Required task 1 » In the extract on juries, why may authority derived from pre-colonial common law have only limited applicability in Victoria? Answer in one to three sentences.
Required task 2 » Continue the extract on juries from its final sentence.

-- START Source extract --

However, Victoria, as did other States, by legislation introduced a jury system.  Thus, the applicability of authority derived from pre-colonial common law may be limited.[29]

[27][1986] VR 707 (‘Chaouk’).

[28]Ibid 709.

[29]See Brownlee v The Queen (2001) 207 CLR 278, 286 [12] (Gleeson CJ and McHugh J) citing Herbert Evatt, ‘The Jury System in Australia’ (1936) 10 ALJ 49.

  1. Historically juries were required to remain together until they had delivered their verdict. They were kept together by an officer of the court who was sworn to keep them and to allow no one to speak with them or speak with them himself without court leave, save to ask whether they had agreed.[30]  Usually bailiffs, were sworn to the jury keeper’s responsibilities as early as 1686 – see the description given of the trial of Lord Delamere in Sir John Barry’s article ‘On the Segregation of Jurors’.[31]  The same article contains a description of a historical keeper’s oath.  This was taken from the 1796 trial for high treason of William Stone and is quite similar to the modern form of the oath:

[The] bailiffs were sworn well and truly to keep the jury, and neither to speak to them themselves, nor suffer any other person to speak to them touching any matter relative to this trial.[32]

[30]Hale, Sir Matthew History of the pleas of the Crown (Nutt & Gosling, 1736), Vol 2, 296;  Archbold, John Archbold’s Pleading, evidence & practice in criminal cases (Sweet and Maxwell, 26th ed 1922), 218.

[31][1953] 6 Res Judicatae 139, 141.

-- END Source extract --
-- START Provided material --

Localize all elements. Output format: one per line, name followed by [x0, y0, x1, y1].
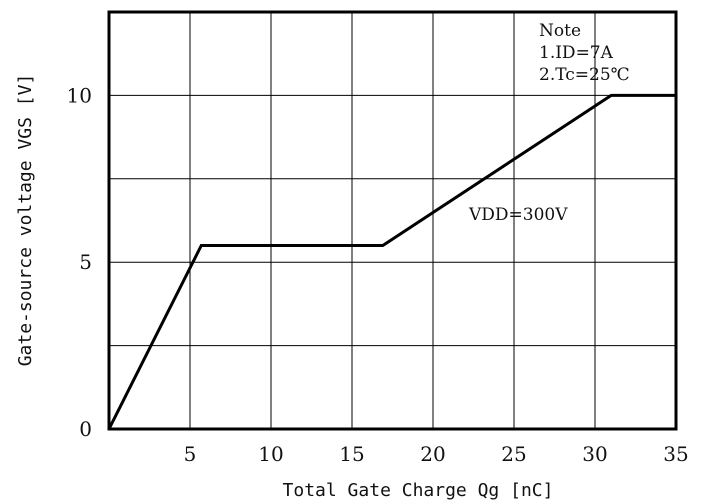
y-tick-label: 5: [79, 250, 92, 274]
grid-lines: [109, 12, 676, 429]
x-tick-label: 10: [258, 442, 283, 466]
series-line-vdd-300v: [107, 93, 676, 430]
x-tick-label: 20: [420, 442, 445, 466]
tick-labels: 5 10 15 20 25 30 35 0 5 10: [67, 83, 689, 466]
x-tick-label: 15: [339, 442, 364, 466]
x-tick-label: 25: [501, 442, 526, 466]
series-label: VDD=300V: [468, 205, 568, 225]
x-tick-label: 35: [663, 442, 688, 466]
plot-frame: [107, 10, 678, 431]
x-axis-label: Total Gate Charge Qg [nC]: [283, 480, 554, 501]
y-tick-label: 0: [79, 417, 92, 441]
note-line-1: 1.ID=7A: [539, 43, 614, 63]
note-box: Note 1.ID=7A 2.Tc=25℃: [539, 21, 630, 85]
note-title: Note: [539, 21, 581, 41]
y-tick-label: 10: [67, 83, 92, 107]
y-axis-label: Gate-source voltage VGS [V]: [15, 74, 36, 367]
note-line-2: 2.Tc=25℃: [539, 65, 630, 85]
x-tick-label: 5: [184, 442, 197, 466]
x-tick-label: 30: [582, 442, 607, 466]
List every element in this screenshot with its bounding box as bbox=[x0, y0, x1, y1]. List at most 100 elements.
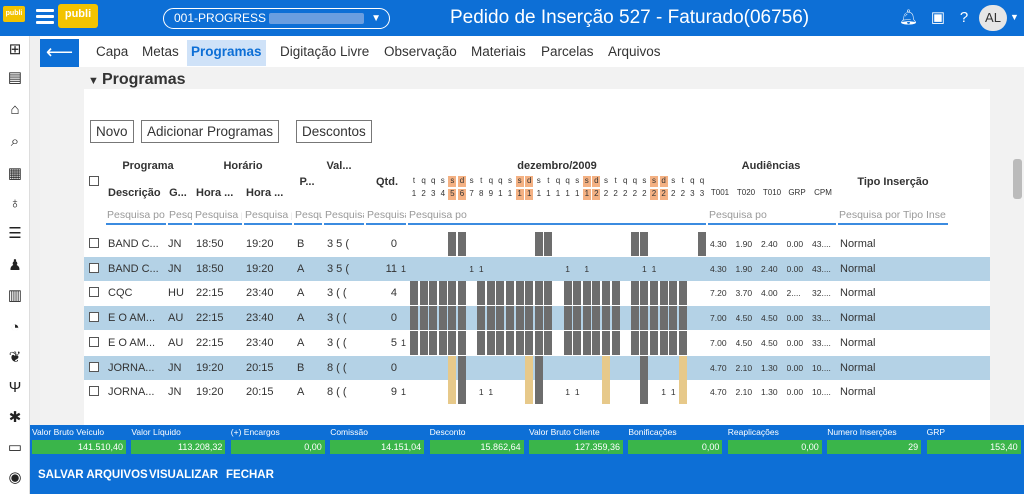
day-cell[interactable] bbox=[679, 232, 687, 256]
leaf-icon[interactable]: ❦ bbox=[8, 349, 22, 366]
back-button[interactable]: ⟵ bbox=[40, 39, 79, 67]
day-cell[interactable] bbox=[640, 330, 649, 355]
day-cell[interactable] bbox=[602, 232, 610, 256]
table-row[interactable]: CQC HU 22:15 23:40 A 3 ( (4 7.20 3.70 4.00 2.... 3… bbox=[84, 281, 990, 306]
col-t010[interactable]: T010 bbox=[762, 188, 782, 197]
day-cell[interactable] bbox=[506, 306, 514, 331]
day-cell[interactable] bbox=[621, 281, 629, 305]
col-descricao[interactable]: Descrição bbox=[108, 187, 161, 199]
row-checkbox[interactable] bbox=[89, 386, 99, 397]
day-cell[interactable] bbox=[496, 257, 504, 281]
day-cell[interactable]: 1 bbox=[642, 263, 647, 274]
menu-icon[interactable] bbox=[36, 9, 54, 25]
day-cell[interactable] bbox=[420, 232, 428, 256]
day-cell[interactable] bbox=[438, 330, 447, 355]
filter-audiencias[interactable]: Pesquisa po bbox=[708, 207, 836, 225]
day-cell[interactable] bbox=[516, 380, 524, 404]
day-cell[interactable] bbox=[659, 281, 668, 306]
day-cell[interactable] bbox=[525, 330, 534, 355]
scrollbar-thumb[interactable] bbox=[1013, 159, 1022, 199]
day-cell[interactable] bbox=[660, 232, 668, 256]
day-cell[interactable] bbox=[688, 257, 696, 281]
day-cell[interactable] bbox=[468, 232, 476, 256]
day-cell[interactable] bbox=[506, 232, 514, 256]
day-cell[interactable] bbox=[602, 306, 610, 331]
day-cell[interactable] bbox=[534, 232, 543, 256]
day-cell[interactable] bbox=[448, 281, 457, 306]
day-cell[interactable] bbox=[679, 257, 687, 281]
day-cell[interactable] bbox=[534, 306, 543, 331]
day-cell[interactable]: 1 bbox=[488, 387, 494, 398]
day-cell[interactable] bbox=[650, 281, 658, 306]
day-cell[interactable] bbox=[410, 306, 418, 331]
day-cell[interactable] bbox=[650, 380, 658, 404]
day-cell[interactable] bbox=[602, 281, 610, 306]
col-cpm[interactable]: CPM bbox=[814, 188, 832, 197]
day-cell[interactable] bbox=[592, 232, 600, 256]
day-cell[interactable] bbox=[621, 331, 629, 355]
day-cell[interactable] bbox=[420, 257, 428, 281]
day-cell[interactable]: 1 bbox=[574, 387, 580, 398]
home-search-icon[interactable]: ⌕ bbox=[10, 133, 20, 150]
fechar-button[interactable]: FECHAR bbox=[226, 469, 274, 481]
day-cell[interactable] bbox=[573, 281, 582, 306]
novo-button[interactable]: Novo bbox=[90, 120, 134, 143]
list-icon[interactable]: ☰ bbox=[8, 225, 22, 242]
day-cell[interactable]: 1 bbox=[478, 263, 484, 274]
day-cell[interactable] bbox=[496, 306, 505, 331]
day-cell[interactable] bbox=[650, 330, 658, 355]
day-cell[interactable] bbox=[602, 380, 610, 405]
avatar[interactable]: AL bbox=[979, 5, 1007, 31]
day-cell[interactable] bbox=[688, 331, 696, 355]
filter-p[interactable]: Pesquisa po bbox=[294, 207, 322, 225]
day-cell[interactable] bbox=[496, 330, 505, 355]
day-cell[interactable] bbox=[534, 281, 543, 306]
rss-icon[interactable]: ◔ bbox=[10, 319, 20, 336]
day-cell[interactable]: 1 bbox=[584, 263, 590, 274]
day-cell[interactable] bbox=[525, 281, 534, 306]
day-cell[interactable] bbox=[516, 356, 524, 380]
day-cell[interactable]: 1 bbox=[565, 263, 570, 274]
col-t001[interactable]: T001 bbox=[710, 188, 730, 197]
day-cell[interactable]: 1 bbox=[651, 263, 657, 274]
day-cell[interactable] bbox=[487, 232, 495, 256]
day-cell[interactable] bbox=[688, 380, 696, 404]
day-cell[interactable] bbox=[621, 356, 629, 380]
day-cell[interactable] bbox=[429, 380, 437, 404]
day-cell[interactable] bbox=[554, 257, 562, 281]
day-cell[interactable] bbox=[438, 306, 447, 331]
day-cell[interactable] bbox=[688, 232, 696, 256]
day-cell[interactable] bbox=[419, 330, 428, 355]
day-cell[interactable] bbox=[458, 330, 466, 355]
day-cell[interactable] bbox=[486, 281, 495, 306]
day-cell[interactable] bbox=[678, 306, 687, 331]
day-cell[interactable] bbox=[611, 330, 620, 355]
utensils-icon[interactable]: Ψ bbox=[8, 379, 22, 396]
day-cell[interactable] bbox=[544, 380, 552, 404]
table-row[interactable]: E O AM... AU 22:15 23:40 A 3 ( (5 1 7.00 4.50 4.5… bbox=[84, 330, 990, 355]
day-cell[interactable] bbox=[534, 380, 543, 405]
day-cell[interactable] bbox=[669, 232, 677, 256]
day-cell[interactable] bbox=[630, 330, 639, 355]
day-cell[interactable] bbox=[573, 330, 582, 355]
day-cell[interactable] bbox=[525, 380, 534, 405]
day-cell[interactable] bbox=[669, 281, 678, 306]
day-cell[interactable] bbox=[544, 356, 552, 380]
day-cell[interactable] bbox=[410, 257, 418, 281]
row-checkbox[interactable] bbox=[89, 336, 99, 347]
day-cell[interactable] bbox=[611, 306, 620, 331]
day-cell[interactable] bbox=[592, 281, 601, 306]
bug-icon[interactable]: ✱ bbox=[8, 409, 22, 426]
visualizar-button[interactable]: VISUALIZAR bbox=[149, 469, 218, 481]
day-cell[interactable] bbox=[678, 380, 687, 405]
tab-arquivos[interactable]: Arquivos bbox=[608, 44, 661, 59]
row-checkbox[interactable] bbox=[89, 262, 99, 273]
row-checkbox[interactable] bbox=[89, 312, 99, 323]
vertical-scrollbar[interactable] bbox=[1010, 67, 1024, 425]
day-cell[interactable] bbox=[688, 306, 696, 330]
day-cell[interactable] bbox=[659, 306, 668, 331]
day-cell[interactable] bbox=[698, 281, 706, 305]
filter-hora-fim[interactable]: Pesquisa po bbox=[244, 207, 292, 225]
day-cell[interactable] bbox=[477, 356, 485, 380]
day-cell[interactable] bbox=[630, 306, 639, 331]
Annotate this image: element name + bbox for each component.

-- END Provided material --

Exercise response 1 » Victoria, like other States, introduced its jury system by legislation rather than inheriting it from the pre-colonial common law. That is why authority drawn from that earlier common law may apply only to a limited extent.

Exercise response 2 »
[32]‘On the Segregation of Jurors’ 144 citing Howell, 25 State Trials 1295N.

  1. Another example of a historical jury keeper’s oath described as the ‘oath to bailiff when jury retires’ can be found in F A Stringer, Oaths and Affirmations in Great Britain and Ireland.[33]

    [33]Stephens & Sons Ltd, 3rd ed, 1910, 151.

  1. In Victoria, it was not until 1993 that juries were allowed to separate.[34]  If they are allowed to separate during deliberations, they must take an oath of separation which prohibits them from discussing any aspect of the trial with anyone other than members of the jury.

    [34]Section 51A of the Juries Act 1967, which provides for the separation of juries, was inserted into the Act in 1993 by the Juries (Amendment) Act 1993.

  1. The provision specifying an oath in Victoria first appeared with the introduction of the Juries Act 2000. No requirement to swear jury keepers appeared in any of the legislation governing juries between 1857 and 1997.  Until then, the institution of the jury keeper was one rooted in the common law. There are no observations in the 1997 final report of the Law Reform Committee,[35] the explanatory memorandum or the Parliamentary Debates including the Second Reading Speech as to the purpose of the section. They are silent as to why such a measure required statutory codification.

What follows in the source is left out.